◆ Requirements ◆
Every line holding the word "this" counts once. Give the total, nothing more.
__________
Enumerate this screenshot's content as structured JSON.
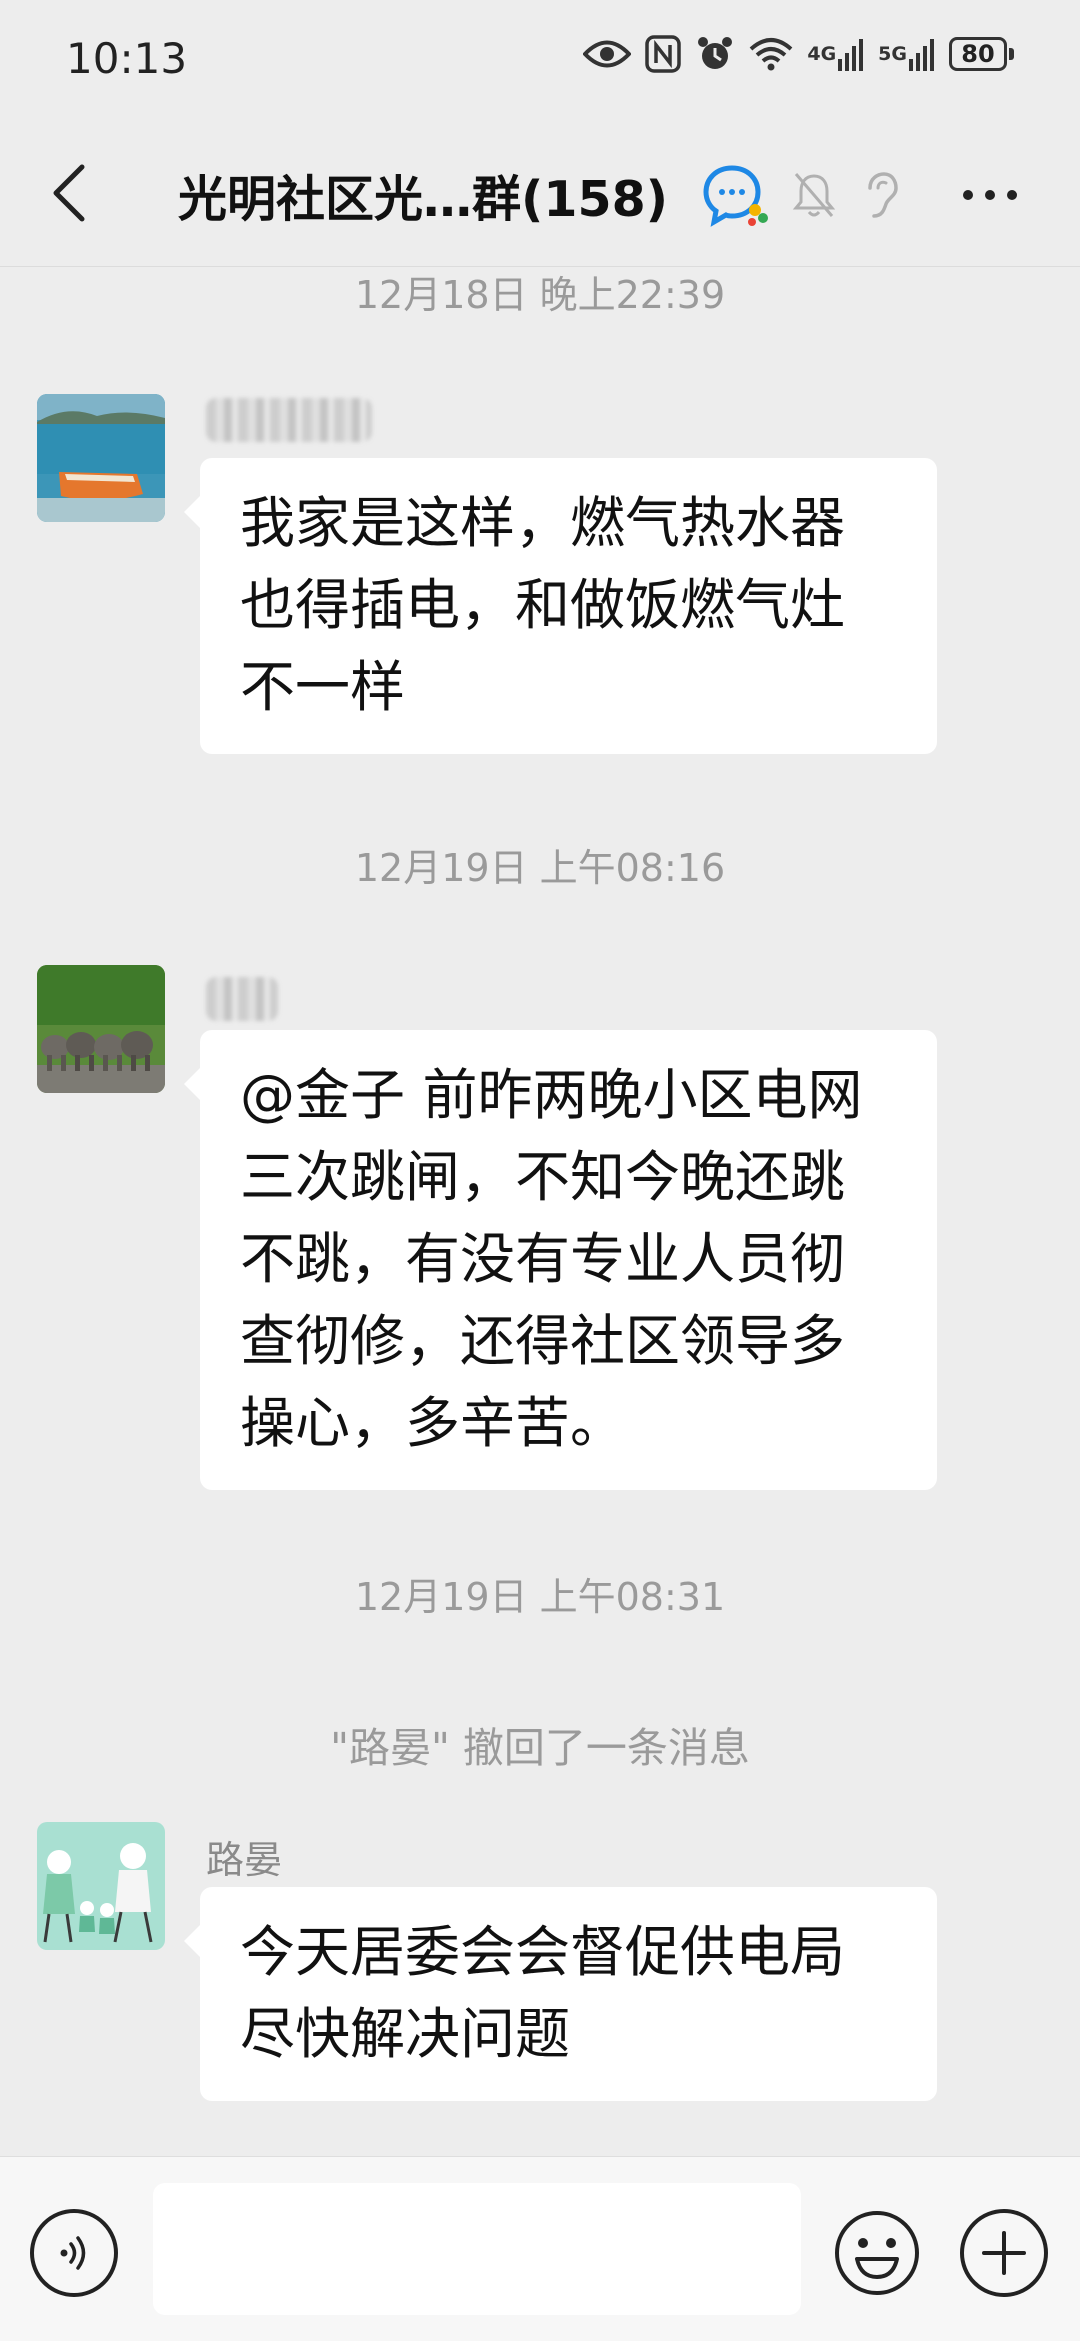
{
  "status_bar": {
    "time": "10:13",
    "signal_4g_label": "4G",
    "signal_5g_label": "5G",
    "battery": "80"
  },
  "header": {
    "title": "光明社区光…群(158)"
  },
  "chat": {
    "separators": [
      "12月18日 晚上22:39",
      "12月19日 上午08:16",
      "12月19日 上午08:31"
    ],
    "messages": [
      {
        "text": "我家是这样，燃气热水器也得插电，和做饭燃气灶不一样"
      },
      {
        "text": "@金子  前昨两晚小区电网三次跳闸，不知今晚还跳不跳，有没有专业人员彻查彻修，还得社区领导多操心，多辛苦。"
      },
      {
        "sender": "路晏",
        "text": "今天居委会会督促供电局尽快解决问题"
      }
    ],
    "system_message": "\"路晏\" 撤回了一条消息"
  },
  "input": {
    "placeholder": ""
  },
  "colors": {
    "background": "#ededed",
    "bubble": "#ffffff",
    "timestamp": "#9a9a9a",
    "accent": "#1aad19"
  }
}
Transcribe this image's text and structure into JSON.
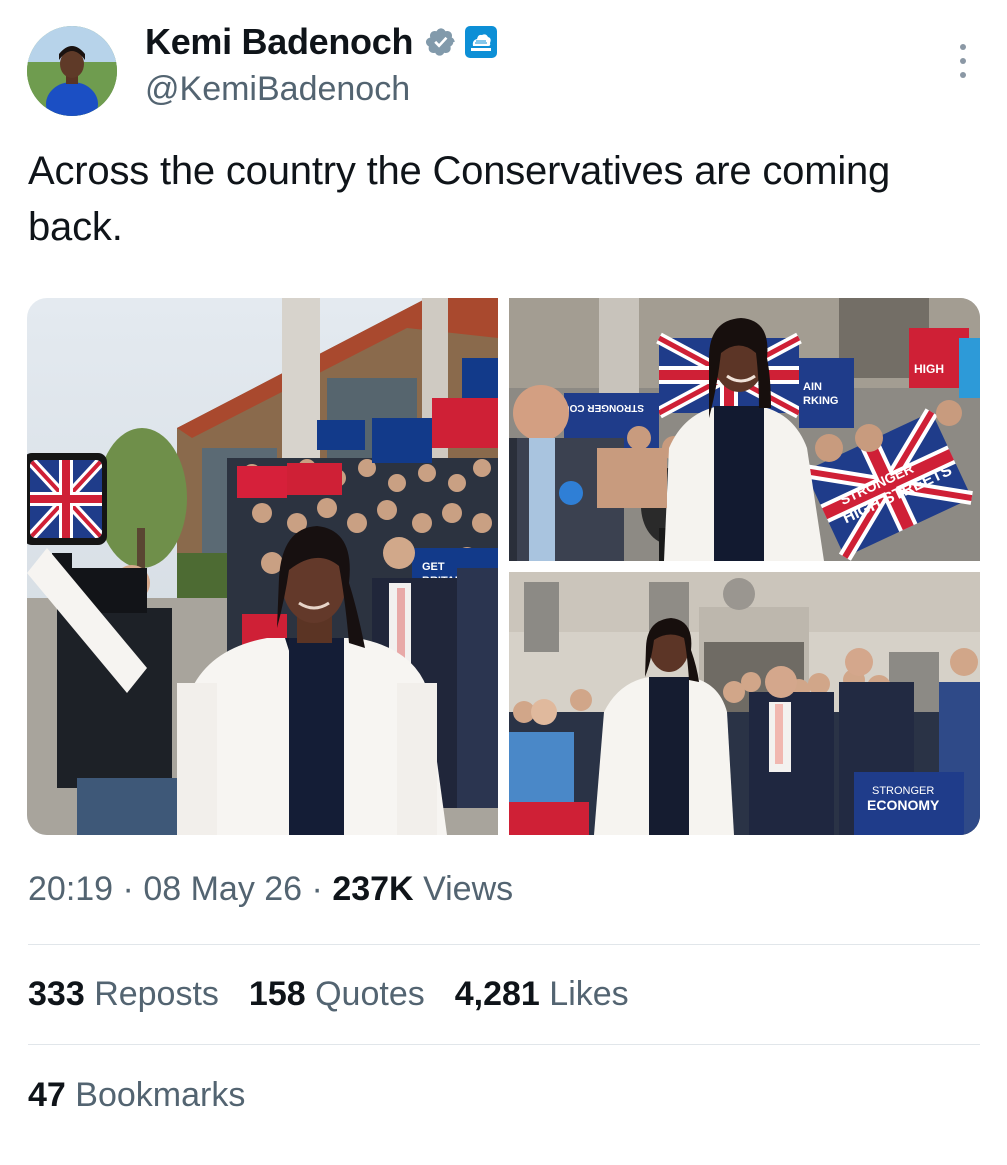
{
  "author": {
    "name": "Kemi Badenoch",
    "handle": "@KemiBadenoch",
    "verified_icon": "verified-badge-icon",
    "affiliation_icon": "conservative-tree-icon"
  },
  "tweet": {
    "text": "Across the country the Conservatives are coming back."
  },
  "media": {
    "photos": [
      {
        "name": "selfie-with-supporters-photo"
      },
      {
        "name": "interview-with-union-flags-photo"
      },
      {
        "name": "group-outside-building-photo"
      }
    ],
    "signs": {
      "p1_sign": "GET BRITAIN WORKING AGAIN",
      "p2_sign_left": "STRONGER COUNTRY",
      "p2_sign_right": "STRONGER HIGH STREETS",
      "p3_sign": "STRONGER ECONOMY"
    }
  },
  "meta": {
    "time": "20:19",
    "date": "08 May 26",
    "separator": "·",
    "views_count": "237K",
    "views_label": "Views"
  },
  "stats": {
    "reposts_count": "333",
    "reposts_label": "Reposts",
    "quotes_count": "158",
    "quotes_label": "Quotes",
    "likes_count": "4,281",
    "likes_label": "Likes",
    "bookmarks_count": "47",
    "bookmarks_label": "Bookmarks"
  },
  "colors": {
    "text": "#0f1419",
    "secondary": "#536471",
    "verified": "#829aab",
    "affiliation": "#0d8fd6",
    "divider": "#e1e6ea"
  }
}
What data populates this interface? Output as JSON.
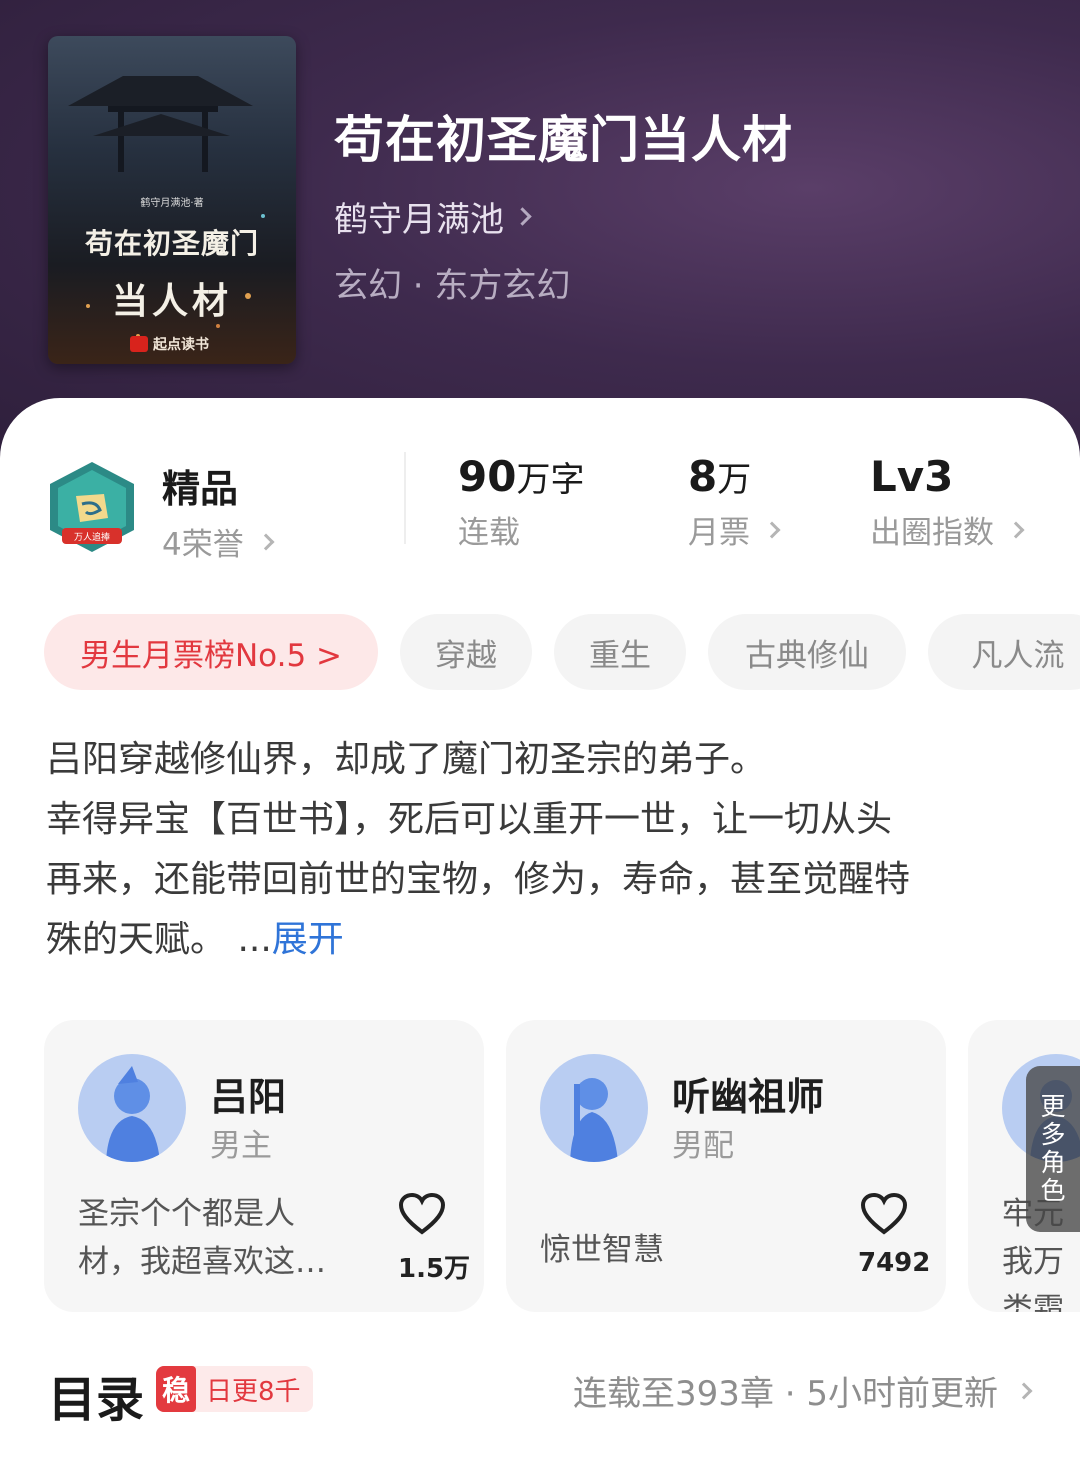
__________
◆ Written solution ◆
3